▶ _Task statement_: Write every line of the material out exactly as shown.

━━━

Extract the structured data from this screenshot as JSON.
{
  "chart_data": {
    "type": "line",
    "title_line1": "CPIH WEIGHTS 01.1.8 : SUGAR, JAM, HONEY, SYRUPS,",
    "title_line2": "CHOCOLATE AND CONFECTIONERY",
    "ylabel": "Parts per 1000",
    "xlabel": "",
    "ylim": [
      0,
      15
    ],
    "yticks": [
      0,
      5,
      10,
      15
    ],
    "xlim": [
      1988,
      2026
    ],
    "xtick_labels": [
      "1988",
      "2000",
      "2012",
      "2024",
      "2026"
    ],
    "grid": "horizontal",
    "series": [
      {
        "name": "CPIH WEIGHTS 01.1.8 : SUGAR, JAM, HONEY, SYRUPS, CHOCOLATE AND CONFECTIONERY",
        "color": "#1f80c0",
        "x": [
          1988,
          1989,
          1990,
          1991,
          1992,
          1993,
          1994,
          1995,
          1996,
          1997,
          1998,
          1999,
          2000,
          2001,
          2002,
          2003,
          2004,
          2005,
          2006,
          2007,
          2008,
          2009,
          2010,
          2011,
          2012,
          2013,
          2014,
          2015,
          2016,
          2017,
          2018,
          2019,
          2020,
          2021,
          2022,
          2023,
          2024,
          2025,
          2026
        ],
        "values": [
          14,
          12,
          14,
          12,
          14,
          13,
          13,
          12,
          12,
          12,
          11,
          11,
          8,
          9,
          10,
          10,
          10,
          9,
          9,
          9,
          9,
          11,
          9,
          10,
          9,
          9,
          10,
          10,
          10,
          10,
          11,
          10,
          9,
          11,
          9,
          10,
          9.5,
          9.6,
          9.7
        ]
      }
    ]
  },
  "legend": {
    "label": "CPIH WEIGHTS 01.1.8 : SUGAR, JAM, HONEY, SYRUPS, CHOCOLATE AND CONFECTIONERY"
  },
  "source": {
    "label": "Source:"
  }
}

━━━

▶ _Expected answer_:
Extract the structured data from this screenshot as JSON.
{
  "chart_data": {
    "type": "line",
    "title_line1": "CPIH WEIGHTS 01.1.8 : SUGAR, JAM, HONEY, SYRUPS,",
    "title_line2": "CHOCOLATE AND CONFECTIONERY",
    "ylabel": "Parts per 1000",
    "xlabel": "",
    "ylim": [
      0,
      15
    ],
    "yticks": [
      0,
      5,
      10,
      15
    ],
    "xlim": [
      1988,
      2026
    ],
    "xtick_labels": [
      "1988",
      "2000",
      "2012",
      "2024",
      "2026"
    ],
    "grid": "horizontal",
    "series": [
      {
        "name": "CPIH WEIGHTS 01.1.8 : SUGAR, JAM, HONEY, SYRUPS, CHOCOLATE AND CONFECTIONERY",
        "color": "#1f80c0",
        "x": [
          1988,
          1989,
          1990,
          1991,
          1992,
          1993,
          1994,
          1995,
          1996,
          1997,
          1998,
          1999,
          2000,
          2001,
          2002,
          2003,
          2004,
          2005,
          2006,
          2007,
          2008,
          2009,
          2010,
          2011,
          2012,
          2013,
          2014,
          2015,
          2016,
          2017,
          2018,
          2019,
          2020,
          2021,
          2022,
          2023,
          2024,
          2025,
          2026
        ],
        "values": [
          14,
          12,
          14,
          12,
          14,
          13,
          13,
          12,
          12,
          12,
          11,
          11,
          8,
          9,
          10,
          10,
          10,
          9,
          9,
          9,
          9,
          11,
          9,
          10,
          9,
          9,
          10,
          10,
          10,
          10,
          11,
          10,
          9,
          11,
          9,
          10,
          9.5,
          9.6,
          9.7
        ]
      }
    ]
  },
  "legend": {
    "label": "CPIH WEIGHTS 01.1.8 : SUGAR, JAM, HONEY, SYRUPS, CHOCOLATE AND CONFECTIONERY"
  },
  "source": {
    "label": "Source:"
  }
}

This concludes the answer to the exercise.